-- begin Records to process --
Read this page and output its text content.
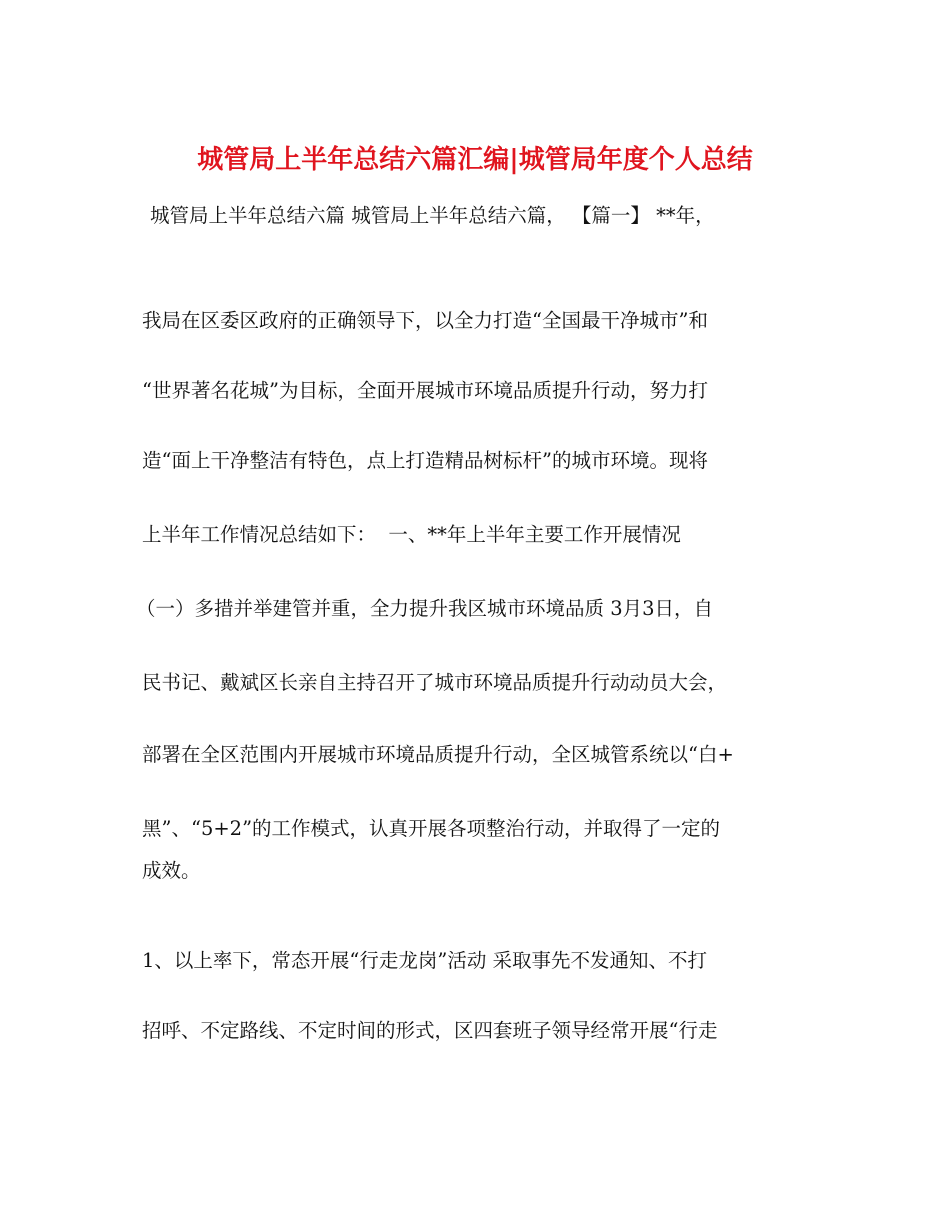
城管局上半年总结六篇汇编|城管局年度个人总结
城管局上半年总结六篇 城管局上半年总结六篇， 【篇一】 **年，
我局在区委区政府的正确领导下，以全力打造“全国最干净城市”和
“世界著名花城”为目标，全面开展城市环境品质提升行动，努力打
造“面上干净整洁有特色，点上打造精品树标杆”的城市环境。现将
上半年工作情况总结如下：  一、**年上半年主要工作开展情况
（一）多措并举建管并重，全力提升我区城市环境品质 3月3日，自
民书记、戴斌区长亲自主持召开了城市环境品质提升行动动员大会，
部署在全区范围内开展城市环境品质提升行动，全区城管系统以“白+
黑”、“5+2”的工作模式，认真开展各项整治行动，并取得了一定的
成效。
1、以上率下，常态开展“行走龙岗”活动 采取事先不发通知、不打
招呼、不定路线、不定时间的形式，区四套班子领导经常开展“行走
-- end Records to process --
▸ Written request
Transcribe the records above exactly, omitting every picture they contain.

▸ Expected answer
Read this page and output its text content.
城管局上半年总结六篇汇编|城管局年度个人总结
城管局上半年总结六篇 城管局上半年总结六篇， 【篇一】 **年，
我局在区委区政府的正确领导下，以全力打造“全国最干净城市”和
“世界著名花城”为目标，全面开展城市环境品质提升行动，努力打
造“面上干净整洁有特色，点上打造精品树标杆”的城市环境。现将
上半年工作情况总结如下：  一、**年上半年主要工作开展情况
（一）多措并举建管并重，全力提升我区城市环境品质 3月3日，自
民书记、戴斌区长亲自主持召开了城市环境品质提升行动动员大会，
部署在全区范围内开展城市环境品质提升行动，全区城管系统以“白+
黑”、“5+2”的工作模式，认真开展各项整治行动，并取得了一定的
成效。
1、以上率下，常态开展“行走龙岗”活动 采取事先不发通知、不打
招呼、不定路线、不定时间的形式，区四套班子领导经常开展“行走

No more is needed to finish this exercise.